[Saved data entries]

******

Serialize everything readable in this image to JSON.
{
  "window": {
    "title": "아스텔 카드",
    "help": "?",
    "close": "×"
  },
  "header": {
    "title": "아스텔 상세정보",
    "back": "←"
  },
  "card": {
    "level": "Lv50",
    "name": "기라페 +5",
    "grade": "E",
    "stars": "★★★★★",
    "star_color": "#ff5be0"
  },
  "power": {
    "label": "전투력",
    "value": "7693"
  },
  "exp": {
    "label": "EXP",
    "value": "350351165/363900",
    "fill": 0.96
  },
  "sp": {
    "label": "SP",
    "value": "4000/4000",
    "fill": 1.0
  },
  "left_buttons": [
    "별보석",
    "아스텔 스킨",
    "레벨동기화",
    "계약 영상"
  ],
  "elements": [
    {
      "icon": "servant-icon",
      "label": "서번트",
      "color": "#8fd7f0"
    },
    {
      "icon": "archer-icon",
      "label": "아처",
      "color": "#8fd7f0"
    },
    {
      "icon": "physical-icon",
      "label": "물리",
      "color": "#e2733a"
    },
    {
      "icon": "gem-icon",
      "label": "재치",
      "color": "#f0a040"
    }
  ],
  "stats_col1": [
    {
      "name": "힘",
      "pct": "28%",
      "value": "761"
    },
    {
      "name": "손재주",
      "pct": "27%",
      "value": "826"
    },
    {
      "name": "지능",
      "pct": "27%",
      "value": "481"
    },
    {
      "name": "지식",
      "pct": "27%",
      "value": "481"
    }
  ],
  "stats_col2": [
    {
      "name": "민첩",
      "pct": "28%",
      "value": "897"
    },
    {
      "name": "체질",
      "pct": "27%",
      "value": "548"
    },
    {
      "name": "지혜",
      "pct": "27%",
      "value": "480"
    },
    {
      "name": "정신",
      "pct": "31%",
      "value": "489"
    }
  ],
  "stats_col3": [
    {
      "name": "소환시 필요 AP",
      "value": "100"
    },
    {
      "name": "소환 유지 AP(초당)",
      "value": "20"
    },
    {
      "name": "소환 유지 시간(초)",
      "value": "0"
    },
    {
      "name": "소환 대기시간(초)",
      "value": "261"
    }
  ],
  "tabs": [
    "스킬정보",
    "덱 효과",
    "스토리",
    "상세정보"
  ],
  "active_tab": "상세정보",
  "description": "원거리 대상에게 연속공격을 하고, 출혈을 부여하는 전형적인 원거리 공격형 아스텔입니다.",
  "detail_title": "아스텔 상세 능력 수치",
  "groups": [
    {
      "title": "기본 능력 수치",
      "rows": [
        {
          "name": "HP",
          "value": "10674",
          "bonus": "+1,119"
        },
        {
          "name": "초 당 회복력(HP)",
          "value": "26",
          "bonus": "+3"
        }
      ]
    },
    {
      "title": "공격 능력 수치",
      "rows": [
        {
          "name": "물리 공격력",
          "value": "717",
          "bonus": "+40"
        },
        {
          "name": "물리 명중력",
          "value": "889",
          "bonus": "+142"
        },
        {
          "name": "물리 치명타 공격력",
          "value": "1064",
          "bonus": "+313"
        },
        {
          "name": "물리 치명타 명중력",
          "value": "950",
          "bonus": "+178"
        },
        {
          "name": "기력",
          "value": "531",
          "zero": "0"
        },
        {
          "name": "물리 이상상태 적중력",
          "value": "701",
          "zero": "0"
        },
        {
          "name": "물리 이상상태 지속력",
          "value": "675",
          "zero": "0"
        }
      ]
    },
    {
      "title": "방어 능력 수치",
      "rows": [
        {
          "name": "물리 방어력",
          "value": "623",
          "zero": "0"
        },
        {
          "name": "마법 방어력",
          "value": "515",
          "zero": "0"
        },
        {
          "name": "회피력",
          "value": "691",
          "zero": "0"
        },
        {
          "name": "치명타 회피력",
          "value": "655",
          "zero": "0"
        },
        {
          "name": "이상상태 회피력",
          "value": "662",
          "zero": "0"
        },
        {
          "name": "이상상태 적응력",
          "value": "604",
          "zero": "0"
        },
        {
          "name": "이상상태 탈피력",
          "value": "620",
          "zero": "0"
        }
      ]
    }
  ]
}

******

Exercise instructions:
Quote the data in full, keeping each word unchanged.

Answer in full:
Serialize everything readable in this image to JSON.
{
  "window": {
    "title": "아스텔 카드",
    "help": "?",
    "close": "×"
  },
  "header": {
    "title": "아스텔 상세정보",
    "back": "←"
  },
  "card": {
    "level": "Lv50",
    "name": "기라페 +5",
    "grade": "E",
    "stars": "★★★★★",
    "star_color": "#ff5be0"
  },
  "power": {
    "label": "전투력",
    "value": "7693"
  },
  "exp": {
    "label": "EXP",
    "value": "350351165/363900",
    "fill": 0.96
  },
  "sp": {
    "label": "SP",
    "value": "4000/4000",
    "fill": 1.0
  },
  "left_buttons": [
    "별보석",
    "아스텔 스킨",
    "레벨동기화",
    "계약 영상"
  ],
  "elements": [
    {
      "icon": "servant-icon",
      "label": "서번트",
      "color": "#8fd7f0"
    },
    {
      "icon": "archer-icon",
      "label": "아처",
      "color": "#8fd7f0"
    },
    {
      "icon": "physical-icon",
      "label": "물리",
      "color": "#e2733a"
    },
    {
      "icon": "gem-icon",
      "label": "재치",
      "color": "#f0a040"
    }
  ],
  "stats_col1": [
    {
      "name": "힘",
      "pct": "28%",
      "value": "761"
    },
    {
      "name": "손재주",
      "pct": "27%",
      "value": "826"
    },
    {
      "name": "지능",
      "pct": "27%",
      "value": "481"
    },
    {
      "name": "지식",
      "pct": "27%",
      "value": "481"
    }
  ],
  "stats_col2": [
    {
      "name": "민첩",
      "pct": "28%",
      "value": "897"
    },
    {
      "name": "체질",
      "pct": "27%",
      "value": "548"
    },
    {
      "name": "지혜",
      "pct": "27%",
      "value": "480"
    },
    {
      "name": "정신",
      "pct": "31%",
      "value": "489"
    }
  ],
  "stats_col3": [
    {
      "name": "소환시 필요 AP",
      "value": "100"
    },
    {
      "name": "소환 유지 AP(초당)",
      "value": "20"
    },
    {
      "name": "소환 유지 시간(초)",
      "value": "0"
    },
    {
      "name": "소환 대기시간(초)",
      "value": "261"
    }
  ],
  "tabs": [
    "스킬정보",
    "덱 효과",
    "스토리",
    "상세정보"
  ],
  "active_tab": "상세정보",
  "description": "원거리 대상에게 연속공격을 하고, 출혈을 부여하는 전형적인 원거리 공격형 아스텔입니다.",
  "detail_title": "아스텔 상세 능력 수치",
  "groups": [
    {
      "title": "기본 능력 수치",
      "rows": [
        {
          "name": "HP",
          "value": "10674",
          "bonus": "+1,119"
        },
        {
          "name": "초 당 회복력(HP)",
          "value": "26",
          "bonus": "+3"
        }
      ]
    },
    {
      "title": "공격 능력 수치",
      "rows": [
        {
          "name": "물리 공격력",
          "value": "717",
          "bonus": "+40"
        },
        {
          "name": "물리 명중력",
          "value": "889",
          "bonus": "+142"
        },
        {
          "name": "물리 치명타 공격력",
          "value": "1064",
          "bonus": "+313"
        },
        {
          "name": "물리 치명타 명중력",
          "value": "950",
          "bonus": "+178"
        },
        {
          "name": "기력",
          "value": "531",
          "zero": "0"
        },
        {
          "name": "물리 이상상태 적중력",
          "value": "701",
          "zero": "0"
        },
        {
          "name": "물리 이상상태 지속력",
          "value": "675",
          "zero": "0"
        }
      ]
    },
    {
      "title": "방어 능력 수치",
      "rows": [
        {
          "name": "물리 방어력",
          "value": "623",
          "zero": "0"
        },
        {
          "name": "마법 방어력",
          "value": "515",
          "zero": "0"
        },
        {
          "name": "회피력",
          "value": "691",
          "zero": "0"
        },
        {
          "name": "치명타 회피력",
          "value": "655",
          "zero": "0"
        },
        {
          "name": "이상상태 회피력",
          "value": "662",
          "zero": "0"
        },
        {
          "name": "이상상태 적응력",
          "value": "604",
          "zero": "0"
        },
        {
          "name": "이상상태 탈피력",
          "value": "620",
          "zero": "0"
        }
      ]
    }
  ]
}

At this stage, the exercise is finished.